__Data entries for graphics__
···

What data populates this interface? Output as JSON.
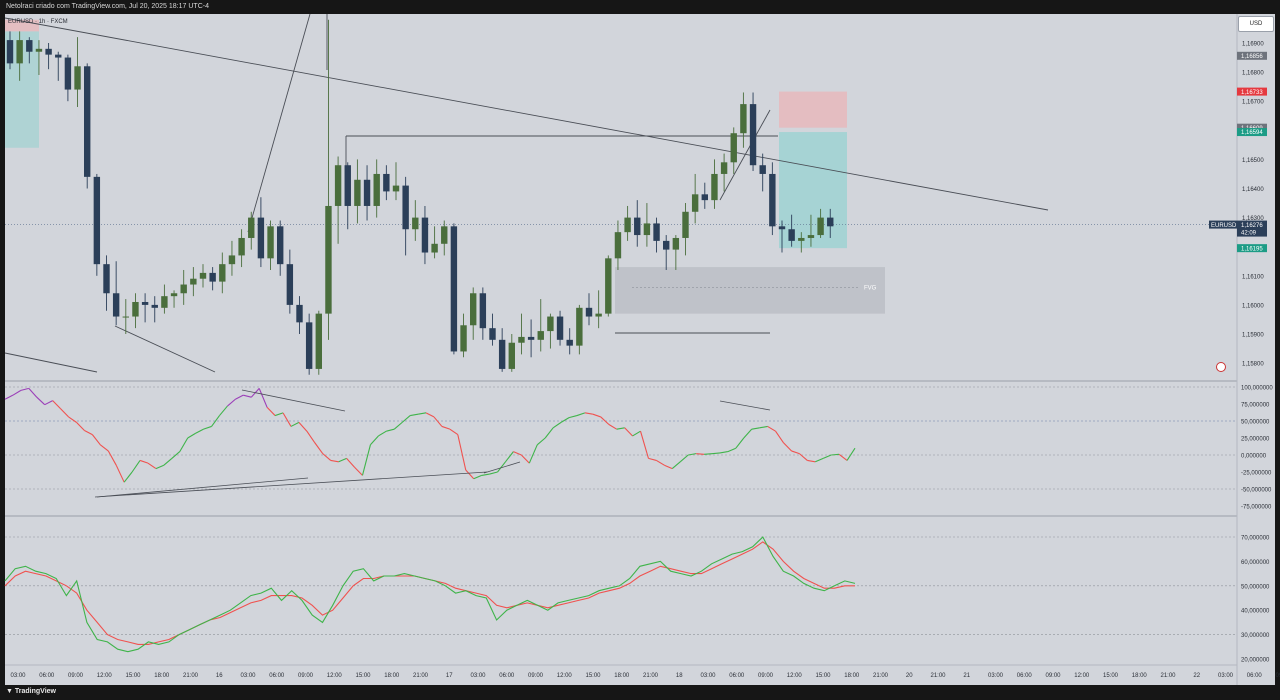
{
  "header": {
    "title": "Netolraci criado com TradingView.com, Jul 20, 2025 18:17 UTC-4",
    "symbol_line": "EURUSD · 1h · FXCM",
    "currency_button": "USD"
  },
  "footer": {
    "brand": "TradingView"
  },
  "colors": {
    "background": "#d2d5db",
    "bull": "#4a6e3c",
    "bear": "#2b3f59",
    "rsi_up": "#3fb44a",
    "rsi_down": "#f0524f",
    "rsi_high": "#9b3fb8",
    "stoch_k": "#3fb44a",
    "stoch_d": "#f0524f",
    "stop_zone": "#e8b8bc",
    "target_zone": "#9fd2d2",
    "fvg_zone": "#bdc0c6"
  },
  "chart_data": [
    {
      "type": "candlestick",
      "symbol": "EURUSD",
      "timeframe": "1h",
      "price_axis_labels": [
        "1,16900",
        "1,16800",
        "1,16700",
        "1,16600",
        "1,16500",
        "1,16400",
        "1,16300",
        "1,16200",
        "1,16100",
        "1,16000",
        "1,15900",
        "1,15800"
      ],
      "ylim": [
        1.1575,
        1.17
      ],
      "price_tags": [
        {
          "text": "1,16856",
          "price": 1.16856,
          "color": "#6e737c"
        },
        {
          "text": "1,16733",
          "price": 1.16733,
          "color": "#e5393f"
        },
        {
          "text": "1,16609",
          "price": 1.16609,
          "color": "#6e737c"
        },
        {
          "text": "1,16594",
          "price": 1.16594,
          "color": "#1c9c86"
        },
        {
          "text": "1,16195",
          "price": 1.16195,
          "color": "#1c9c86"
        }
      ],
      "last_price": {
        "symbol": "EURUSD",
        "price": "1,16276",
        "countdown": "42:09"
      },
      "annotation": "FVG",
      "candles_ohlc": [
        [
          1.1691,
          1.1694,
          1.1681,
          1.1683
        ],
        [
          1.1683,
          1.1694,
          1.1677,
          1.1691
        ],
        [
          1.1691,
          1.1692,
          1.1683,
          1.1687
        ],
        [
          1.1687,
          1.1691,
          1.1679,
          1.1688
        ],
        [
          1.1688,
          1.169,
          1.1681,
          1.1686
        ],
        [
          1.1686,
          1.1687,
          1.1677,
          1.1685
        ],
        [
          1.1685,
          1.1686,
          1.167,
          1.1674
        ],
        [
          1.1674,
          1.1692,
          1.1668,
          1.1682
        ],
        [
          1.1682,
          1.1683,
          1.164,
          1.1644
        ],
        [
          1.1644,
          1.1645,
          1.161,
          1.1614
        ],
        [
          1.1614,
          1.1617,
          1.1598,
          1.1604
        ],
        [
          1.1604,
          1.1615,
          1.1593,
          1.1596
        ],
        [
          1.1596,
          1.1602,
          1.159,
          1.1596
        ],
        [
          1.1596,
          1.1604,
          1.1592,
          1.1601
        ],
        [
          1.1601,
          1.1604,
          1.1594,
          1.16
        ],
        [
          1.16,
          1.1603,
          1.1594,
          1.1599
        ],
        [
          1.1599,
          1.1607,
          1.1597,
          1.1603
        ],
        [
          1.1603,
          1.1605,
          1.1599,
          1.1604
        ],
        [
          1.1604,
          1.1612,
          1.16,
          1.1607
        ],
        [
          1.1607,
          1.1613,
          1.1603,
          1.1609
        ],
        [
          1.1609,
          1.1614,
          1.1606,
          1.1611
        ],
        [
          1.1611,
          1.1613,
          1.1605,
          1.1608
        ],
        [
          1.1608,
          1.1618,
          1.1604,
          1.1614
        ],
        [
          1.1614,
          1.1622,
          1.161,
          1.1617
        ],
        [
          1.1617,
          1.1626,
          1.1613,
          1.1623
        ],
        [
          1.1623,
          1.1632,
          1.1619,
          1.163
        ],
        [
          1.163,
          1.1637,
          1.1613,
          1.1616
        ],
        [
          1.1616,
          1.1629,
          1.1612,
          1.1627
        ],
        [
          1.1627,
          1.1629,
          1.161,
          1.1614
        ],
        [
          1.1614,
          1.1619,
          1.1597,
          1.16
        ],
        [
          1.16,
          1.1603,
          1.159,
          1.1594
        ],
        [
          1.1594,
          1.1597,
          1.1576,
          1.1578
        ],
        [
          1.1578,
          1.1598,
          1.1576,
          1.1597
        ],
        [
          1.1597,
          1.1698,
          1.1588,
          1.1634
        ],
        [
          1.1634,
          1.1651,
          1.1621,
          1.1648
        ],
        [
          1.1648,
          1.1649,
          1.1626,
          1.1634
        ],
        [
          1.1634,
          1.165,
          1.1628,
          1.1643
        ],
        [
          1.1643,
          1.1648,
          1.1629,
          1.1634
        ],
        [
          1.1634,
          1.165,
          1.163,
          1.1645
        ],
        [
          1.1645,
          1.1648,
          1.1636,
          1.1639
        ],
        [
          1.1639,
          1.1649,
          1.1636,
          1.1641
        ],
        [
          1.1641,
          1.1644,
          1.1617,
          1.1626
        ],
        [
          1.1626,
          1.1636,
          1.1622,
          1.163
        ],
        [
          1.163,
          1.1634,
          1.1614,
          1.1618
        ],
        [
          1.1618,
          1.1627,
          1.1616,
          1.1621
        ],
        [
          1.1621,
          1.1629,
          1.1617,
          1.1627
        ],
        [
          1.1627,
          1.1628,
          1.1583,
          1.1584
        ],
        [
          1.1584,
          1.1597,
          1.1582,
          1.1593
        ],
        [
          1.1593,
          1.1606,
          1.1588,
          1.1604
        ],
        [
          1.1604,
          1.1606,
          1.1588,
          1.1592
        ],
        [
          1.1592,
          1.1597,
          1.1586,
          1.1588
        ],
        [
          1.1588,
          1.1592,
          1.1577,
          1.1578
        ],
        [
          1.1578,
          1.159,
          1.1577,
          1.1587
        ],
        [
          1.1587,
          1.1597,
          1.1583,
          1.1589
        ],
        [
          1.1589,
          1.1595,
          1.1582,
          1.1588
        ],
        [
          1.1588,
          1.1602,
          1.1584,
          1.1591
        ],
        [
          1.1591,
          1.1597,
          1.1585,
          1.1596
        ],
        [
          1.1596,
          1.1598,
          1.1586,
          1.1588
        ],
        [
          1.1588,
          1.1592,
          1.1583,
          1.1586
        ],
        [
          1.1586,
          1.16,
          1.1583,
          1.1599
        ],
        [
          1.1599,
          1.1604,
          1.1593,
          1.1596
        ],
        [
          1.1596,
          1.1605,
          1.1592,
          1.1597
        ],
        [
          1.1597,
          1.1617,
          1.1596,
          1.1616
        ],
        [
          1.1616,
          1.1629,
          1.1612,
          1.1625
        ],
        [
          1.1625,
          1.1634,
          1.1622,
          1.163
        ],
        [
          1.163,
          1.1636,
          1.162,
          1.1624
        ],
        [
          1.1624,
          1.1635,
          1.162,
          1.1628
        ],
        [
          1.1628,
          1.163,
          1.1618,
          1.1622
        ],
        [
          1.1622,
          1.1624,
          1.1612,
          1.1619
        ],
        [
          1.1619,
          1.1624,
          1.1612,
          1.1623
        ],
        [
          1.1623,
          1.1635,
          1.1617,
          1.1632
        ],
        [
          1.1632,
          1.1645,
          1.1628,
          1.1638
        ],
        [
          1.1638,
          1.1642,
          1.1633,
          1.1636
        ],
        [
          1.1636,
          1.165,
          1.1633,
          1.1645
        ],
        [
          1.1645,
          1.1652,
          1.1639,
          1.1649
        ],
        [
          1.1649,
          1.1661,
          1.1645,
          1.1659
        ],
        [
          1.1659,
          1.1673,
          1.1654,
          1.1669
        ],
        [
          1.1669,
          1.1673,
          1.1646,
          1.1648
        ],
        [
          1.1648,
          1.1652,
          1.1639,
          1.1645
        ],
        [
          1.1645,
          1.1649,
          1.1624,
          1.1627
        ],
        [
          1.1627,
          1.1629,
          1.1618,
          1.1626
        ],
        [
          1.1626,
          1.1631,
          1.162,
          1.1622
        ],
        [
          1.1622,
          1.1625,
          1.1618,
          1.1623
        ],
        [
          1.1623,
          1.1631,
          1.162,
          1.1624
        ],
        [
          1.1624,
          1.1633,
          1.1623,
          1.163
        ],
        [
          1.163,
          1.1633,
          1.1623,
          1.1627
        ]
      ]
    },
    {
      "type": "line",
      "name": "RSI",
      "axis_labels": [
        "100,000000",
        "75,000000",
        "50,000000",
        "25,000000",
        "0,000000",
        "-25,000000",
        "-50,000000",
        "-75,000000"
      ],
      "ylim": [
        -80,
        100
      ],
      "values": [
        82,
        88,
        95,
        98,
        85,
        74,
        80,
        68,
        56,
        48,
        36,
        30,
        15,
        6,
        -15,
        -40,
        -25,
        -8,
        -12,
        -20,
        -15,
        -5,
        5,
        25,
        32,
        38,
        42,
        58,
        72,
        82,
        88,
        85,
        98,
        70,
        58,
        62,
        42,
        48,
        35,
        18,
        2,
        -8,
        -10,
        -5,
        -18,
        -30,
        15,
        28,
        35,
        38,
        48,
        58,
        60,
        62,
        56,
        42,
        38,
        30,
        -22,
        -35,
        -30,
        -28,
        -25,
        -10,
        5,
        0,
        -12,
        15,
        25,
        40,
        48,
        55,
        58,
        62,
        60,
        56,
        45,
        38,
        40,
        28,
        35,
        -5,
        -8,
        -15,
        -20,
        -10,
        0,
        2,
        1,
        2,
        3,
        5,
        10,
        25,
        38,
        40,
        42,
        35,
        18,
        6,
        2,
        -8,
        -10,
        -5,
        0,
        1,
        -8,
        10
      ],
      "reference_lines": [
        100,
        50,
        0,
        -50
      ]
    },
    {
      "type": "line",
      "name": "Stochastic RSI",
      "axis_labels": [
        "70,000000",
        "60,000000",
        "50,000000",
        "40,000000",
        "30,000000",
        "20,000000"
      ],
      "ylim": [
        15,
        75
      ],
      "series": [
        {
          "values": [
            52,
            57,
            58,
            56,
            55,
            53,
            46,
            52,
            35,
            28,
            27,
            24,
            23,
            24,
            27,
            26,
            27,
            30,
            32,
            34,
            36,
            38,
            40,
            43,
            46,
            47,
            49,
            44,
            48,
            44,
            38,
            35,
            42,
            50,
            56,
            57,
            52,
            54,
            54,
            55,
            54,
            53,
            52,
            50,
            47,
            48,
            46,
            45,
            36,
            40,
            42,
            44,
            42,
            40,
            43,
            44,
            45,
            46,
            48,
            49,
            50,
            53,
            58,
            59,
            60,
            56,
            55,
            54,
            56,
            59,
            61,
            63,
            64,
            66,
            70,
            62,
            56,
            54,
            51,
            49,
            48,
            50,
            52,
            51
          ]
        },
        {
          "values": [
            50,
            54,
            56,
            55,
            54,
            52,
            50,
            47,
            40,
            35,
            30,
            28,
            27,
            26,
            26,
            27,
            28,
            30,
            32,
            34,
            36,
            37,
            39,
            41,
            43,
            44,
            46,
            46,
            46,
            45,
            42,
            38,
            40,
            45,
            50,
            53,
            53,
            54,
            54,
            54,
            54,
            53,
            52,
            51,
            49,
            48,
            47,
            46,
            42,
            41,
            42,
            43,
            42,
            41,
            42,
            43,
            44,
            45,
            47,
            48,
            49,
            51,
            54,
            56,
            58,
            57,
            56,
            55,
            55,
            57,
            59,
            61,
            63,
            65,
            68,
            65,
            60,
            56,
            53,
            51,
            49,
            49,
            50,
            50
          ]
        }
      ],
      "reference_lines": [
        70,
        50,
        30
      ]
    }
  ],
  "time_axis_labels": [
    "03:00",
    "06:00",
    "09:00",
    "12:00",
    "15:00",
    "18:00",
    "21:00",
    "16",
    "03:00",
    "06:00",
    "09:00",
    "12:00",
    "15:00",
    "18:00",
    "21:00",
    "17",
    "03:00",
    "06:00",
    "09:00",
    "12:00",
    "15:00",
    "18:00",
    "21:00",
    "18",
    "03:00",
    "06:00",
    "09:00",
    "12:00",
    "15:00",
    "18:00",
    "21:00",
    "20",
    "21:00",
    "21",
    "03:00",
    "06:00",
    "09:00",
    "12:00",
    "15:00",
    "18:00",
    "21:00",
    "22",
    "03:00",
    "06:00",
    "09:00"
  ]
}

···

__Task requirements__
In the records above, how many lines contain the word "TradingView"? Give the number alone.

__Answer to this problem__
2